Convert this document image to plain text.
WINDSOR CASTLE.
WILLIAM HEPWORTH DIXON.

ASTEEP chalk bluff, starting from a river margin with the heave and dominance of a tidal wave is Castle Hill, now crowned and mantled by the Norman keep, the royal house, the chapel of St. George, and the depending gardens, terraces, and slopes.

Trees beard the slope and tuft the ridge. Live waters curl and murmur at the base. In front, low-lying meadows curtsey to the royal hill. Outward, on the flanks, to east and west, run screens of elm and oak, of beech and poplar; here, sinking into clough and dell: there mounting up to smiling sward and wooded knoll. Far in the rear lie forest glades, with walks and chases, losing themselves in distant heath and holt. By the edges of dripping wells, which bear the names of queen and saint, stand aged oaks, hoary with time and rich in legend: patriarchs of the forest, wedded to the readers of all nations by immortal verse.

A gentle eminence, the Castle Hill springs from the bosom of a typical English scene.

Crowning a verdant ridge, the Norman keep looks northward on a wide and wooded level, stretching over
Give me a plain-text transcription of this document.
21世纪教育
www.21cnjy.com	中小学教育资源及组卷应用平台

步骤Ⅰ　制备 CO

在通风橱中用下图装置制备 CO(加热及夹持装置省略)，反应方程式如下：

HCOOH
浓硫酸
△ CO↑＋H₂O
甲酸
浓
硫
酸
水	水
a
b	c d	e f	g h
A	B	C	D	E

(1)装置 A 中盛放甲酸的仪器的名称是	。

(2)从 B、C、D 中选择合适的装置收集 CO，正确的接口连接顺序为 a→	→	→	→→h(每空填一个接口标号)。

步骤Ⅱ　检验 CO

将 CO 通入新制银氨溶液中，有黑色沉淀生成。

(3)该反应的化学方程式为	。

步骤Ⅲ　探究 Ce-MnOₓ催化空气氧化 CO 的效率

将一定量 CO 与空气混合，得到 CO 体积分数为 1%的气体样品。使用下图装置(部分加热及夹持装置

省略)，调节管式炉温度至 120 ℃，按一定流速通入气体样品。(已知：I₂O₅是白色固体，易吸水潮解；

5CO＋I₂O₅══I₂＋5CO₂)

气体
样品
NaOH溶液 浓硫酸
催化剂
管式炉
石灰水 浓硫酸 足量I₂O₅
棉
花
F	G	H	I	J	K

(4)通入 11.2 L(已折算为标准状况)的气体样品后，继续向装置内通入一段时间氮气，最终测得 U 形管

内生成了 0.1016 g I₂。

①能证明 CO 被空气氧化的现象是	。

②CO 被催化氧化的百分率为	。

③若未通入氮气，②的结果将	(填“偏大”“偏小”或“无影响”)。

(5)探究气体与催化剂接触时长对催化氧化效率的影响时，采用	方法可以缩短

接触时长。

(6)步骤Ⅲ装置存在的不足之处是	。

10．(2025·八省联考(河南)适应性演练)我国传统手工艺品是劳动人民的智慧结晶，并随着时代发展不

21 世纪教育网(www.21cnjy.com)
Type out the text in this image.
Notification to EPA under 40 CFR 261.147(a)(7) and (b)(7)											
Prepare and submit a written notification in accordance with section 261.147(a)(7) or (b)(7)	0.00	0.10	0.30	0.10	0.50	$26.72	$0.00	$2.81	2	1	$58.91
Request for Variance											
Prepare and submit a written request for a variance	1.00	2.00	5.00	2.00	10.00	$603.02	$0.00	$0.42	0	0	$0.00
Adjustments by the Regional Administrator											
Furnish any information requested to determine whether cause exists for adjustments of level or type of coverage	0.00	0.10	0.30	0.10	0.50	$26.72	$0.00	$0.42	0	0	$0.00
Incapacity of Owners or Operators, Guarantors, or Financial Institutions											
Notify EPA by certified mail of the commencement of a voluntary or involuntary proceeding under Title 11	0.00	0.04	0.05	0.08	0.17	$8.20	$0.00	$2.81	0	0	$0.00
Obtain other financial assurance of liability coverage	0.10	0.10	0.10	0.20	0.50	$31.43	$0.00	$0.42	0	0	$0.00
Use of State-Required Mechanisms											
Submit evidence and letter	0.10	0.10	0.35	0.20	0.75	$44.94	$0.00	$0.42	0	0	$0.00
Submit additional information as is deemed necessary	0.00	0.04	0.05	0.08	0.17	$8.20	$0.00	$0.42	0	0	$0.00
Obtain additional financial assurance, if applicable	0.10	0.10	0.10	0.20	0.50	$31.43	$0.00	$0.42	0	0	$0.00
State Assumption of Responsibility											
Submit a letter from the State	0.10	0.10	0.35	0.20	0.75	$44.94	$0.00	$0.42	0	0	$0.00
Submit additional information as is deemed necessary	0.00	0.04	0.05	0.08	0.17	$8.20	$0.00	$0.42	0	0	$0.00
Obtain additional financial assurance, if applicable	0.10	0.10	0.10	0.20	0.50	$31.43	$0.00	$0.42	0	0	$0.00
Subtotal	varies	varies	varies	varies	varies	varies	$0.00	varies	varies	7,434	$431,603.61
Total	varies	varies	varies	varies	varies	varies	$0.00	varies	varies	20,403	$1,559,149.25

────────────────────

** Goal of the exercise **
Extract each record, keeping it identical to the original.

** Written solution **
Convert this document image to plain text.
WINDSOR CASTLE.
WILLIAM HEPWORTH DIXON.

ASTEEP chalk bluff, starting from a river margin with the heave and dominance of a tidal wave is Castle Hill, now crowned and mantled by the Norman keep, the royal house, the chapel of St. George, and the depending gardens, terraces, and slopes.

Trees beard the slope and tuft the ridge. Live waters curl and murmur at the base. In front, low-lying meadows curtsey to the royal hill. Outward, on the flanks, to east and west, run screens of elm and oak, of beech and poplar; here, sinking into clough and dell: there mounting up to smiling sward and wooded knoll. Far in the rear lie forest glades, with walks and chases, losing themselves in distant heath and holt. By the edges of dripping wells, which bear the names of queen and saint, stand aged oaks, hoary with time and rich in legend: patriarchs of the forest, wedded to the readers of all nations by immortal verse.

A gentle eminence, the Castle Hill springs from the bosom of a typical English scene.

Crowning a verdant ridge, the Norman keep looks northward on a wide and wooded level, stretching over
Give me a plain-text transcription of this document.
21世纪教育
www.21cnjy.com	中小学教育资源及组卷应用平台

步骤Ⅰ　制备 CO

在通风橱中用下图装置制备 CO(加热及夹持装置省略)，反应方程式如下：

HCOOH
浓硫酸
△ CO↑＋H₂O
甲酸
浓
硫
酸
水	水
a
b	c d	e f	g h
A	B	C	D	E

(1)装置 A 中盛放甲酸的仪器的名称是	。

(2)从 B、C、D 中选择合适的装置收集 CO，正确的接口连接顺序为 a→	→	→	→→h(每空填一个接口标号)。

步骤Ⅱ　检验 CO

将 CO 通入新制银氨溶液中，有黑色沉淀生成。

(3)该反应的化学方程式为	。

步骤Ⅲ　探究 Ce-MnOₓ催化空气氧化 CO 的效率

将一定量 CO 与空气混合，得到 CO 体积分数为 1%的气体样品。使用下图装置(部分加热及夹持装置

省略)，调节管式炉温度至 120 ℃，按一定流速通入气体样品。(已知：I₂O₅是白色固体，易吸水潮解；

5CO＋I₂O₅══I₂＋5CO₂)

气体
样品
NaOH溶液 浓硫酸
催化剂
管式炉
石灰水 浓硫酸 足量I₂O₅
棉
花
F	G	H	I	J	K

(4)通入 11.2 L(已折算为标准状况)的气体样品后，继续向装置内通入一段时间氮气，最终测得 U 形管

内生成了 0.1016 g I₂。

①能证明 CO 被空气氧化的现象是	。

②CO 被催化氧化的百分率为	。

③若未通入氮气，②的结果将	(填“偏大”“偏小”或“无影响”)。

(5)探究气体与催化剂接触时长对催化氧化效率的影响时，采用	方法可以缩短

接触时长。

(6)步骤Ⅲ装置存在的不足之处是	。

10．(2025·八省联考(河南)适应性演练)我国传统手工艺品是劳动人民的智慧结晶，并随着时代发展不

21 世纪教育网(www.21cnjy.com)
Type out the text in this image.
Notification to EPA under 40 CFR 261.147(a)(7) and (b)(7)											
Prepare and submit a written notification in accordance with section 261.147(a)(7) or (b)(7)	0.00	0.10	0.30	0.10	0.50	$26.72	$0.00	$2.81	2	1	$58.91
Request for Variance											
Prepare and submit a written request for a variance	1.00	2.00	5.00	2.00	10.00	$603.02	$0.00	$0.42	0	0	$0.00
Adjustments by the Regional Administrator											
Furnish any information requested to determine whether cause exists for adjustments of level or type of coverage	0.00	0.10	0.30	0.10	0.50	$26.72	$0.00	$0.42	0	0	$0.00
Incapacity of Owners or Operators, Guarantors, or Financial Institutions											
Notify EPA by certified mail of the commencement of a voluntary or involuntary proceeding under Title 11	0.00	0.04	0.05	0.08	0.17	$8.20	$0.00	$2.81	0	0	$0.00
Obtain other financial assurance of liability coverage	0.10	0.10	0.10	0.20	0.50	$31.43	$0.00	$0.42	0	0	$0.00
Use of State-Required Mechanisms											
Submit evidence and letter	0.10	0.10	0.35	0.20	0.75	$44.94	$0.00	$0.42	0	0	$0.00
Submit additional information as is deemed necessary	0.00	0.04	0.05	0.08	0.17	$8.20	$0.00	$0.42	0	0	$0.00
Obtain additional financial assurance, if applicable	0.10	0.10	0.10	0.20	0.50	$31.43	$0.00	$0.42	0	0	$0.00
State Assumption of Responsibility											
Submit a letter from the State	0.10	0.10	0.35	0.20	0.75	$44.94	$0.00	$0.42	0	0	$0.00
Submit additional information as is deemed necessary	0.00	0.04	0.05	0.08	0.17	$8.20	$0.00	$0.42	0	0	$0.00
Obtain additional financial assurance, if applicable	0.10	0.10	0.10	0.20	0.50	$31.43	$0.00	$0.42	0	0	$0.00
Subtotal	varies	varies	varies	varies	varies	varies	$0.00	varies	varies	7,434	$431,603.61
Total	varies	varies	varies	varies	varies	varies	$0.00	varies	varies	20,403	$1,559,149.25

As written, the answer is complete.